▸ Auszug
☆ ☆ ☆ ☆ ☆
Dienstag, 29. Mai 2007

Lakritz und Gurken

So wanderte ich also durch die dämmernden Vorstädte, das Haupt gesenkt und voller Gedanken, als plötzlich ein älterer Herr von der Theosophischen Gesellschaft aus dem Gebüsch sprang und mir die Mündung einer .45er an die Schläfe drückte.

„Auf ein Wort, Herr Gruner“, raunte er, und ich spürte seinen Vegetarieratem mit mildem Druck in meiner Ohrmuschel. „Man kommt nicht umhin, den verächtlichen und deprimierenden Tonfall zu bemerken, mit dem sie die Welt kommentieren. Wo ist die Schönheit abgeblieben, wo der Optimismus, wo das den Menschen Erhebende? Ich glaube, Sie hängen zu oft mit tibetischen Dämonisten ab.“

„Ja, aber…“, begann ich, aber der sich schlagartig verstärkende Druck des kalten Metalles auf meiner Haut ließ mich verstummen.
☆ ☆ ☆ ☆ ☆
▸ Extrahierte Einträge

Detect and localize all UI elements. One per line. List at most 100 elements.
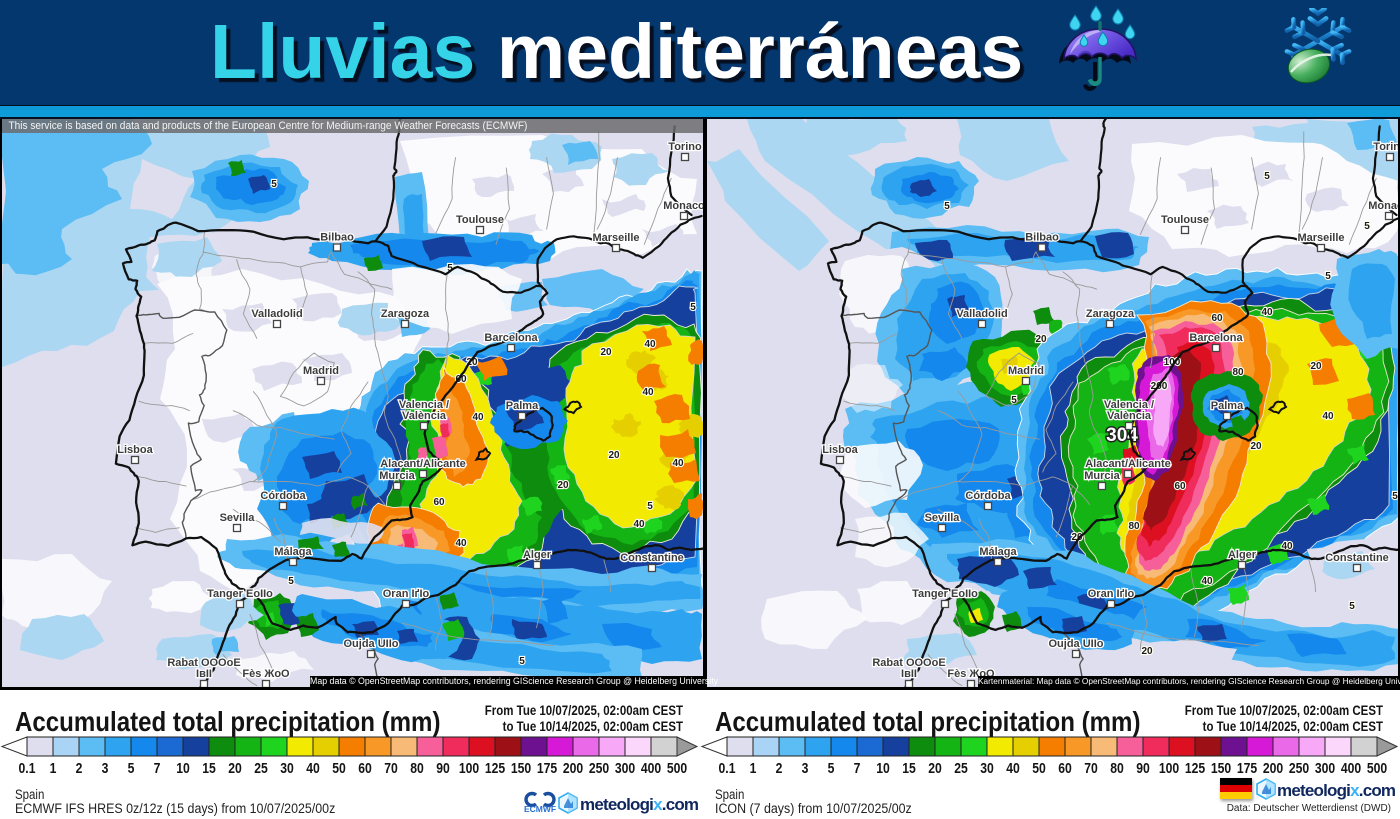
☆ ☆ ☆ ☆ ☆
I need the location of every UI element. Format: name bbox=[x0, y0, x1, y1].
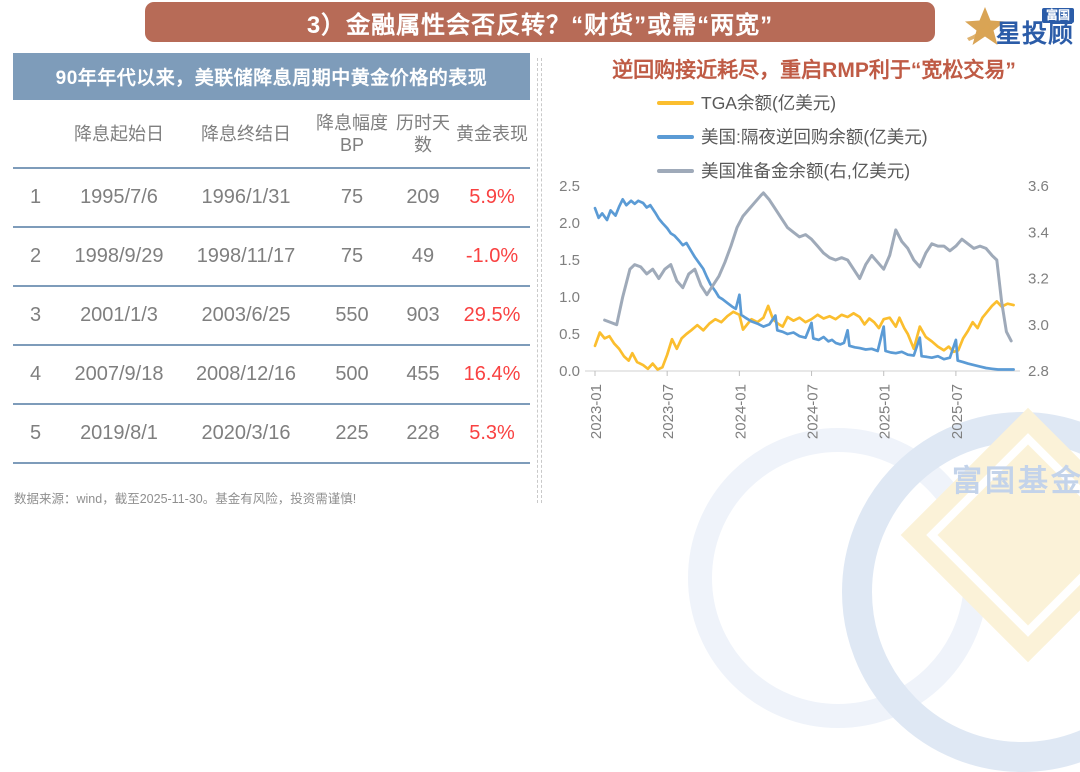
☆ ☆ ☆ ☆ ☆
▸ Dein Ziel
Welcher Gesellschaft gehört der ältere Herr an, der im Auszug aus dem Gebüsch springt? Die Auflistung stammt aus einer anderen Quelle als der Auszug.

▸ Lösung der Aufgabe
Er gehört der Theosophischen Gesellschaft an.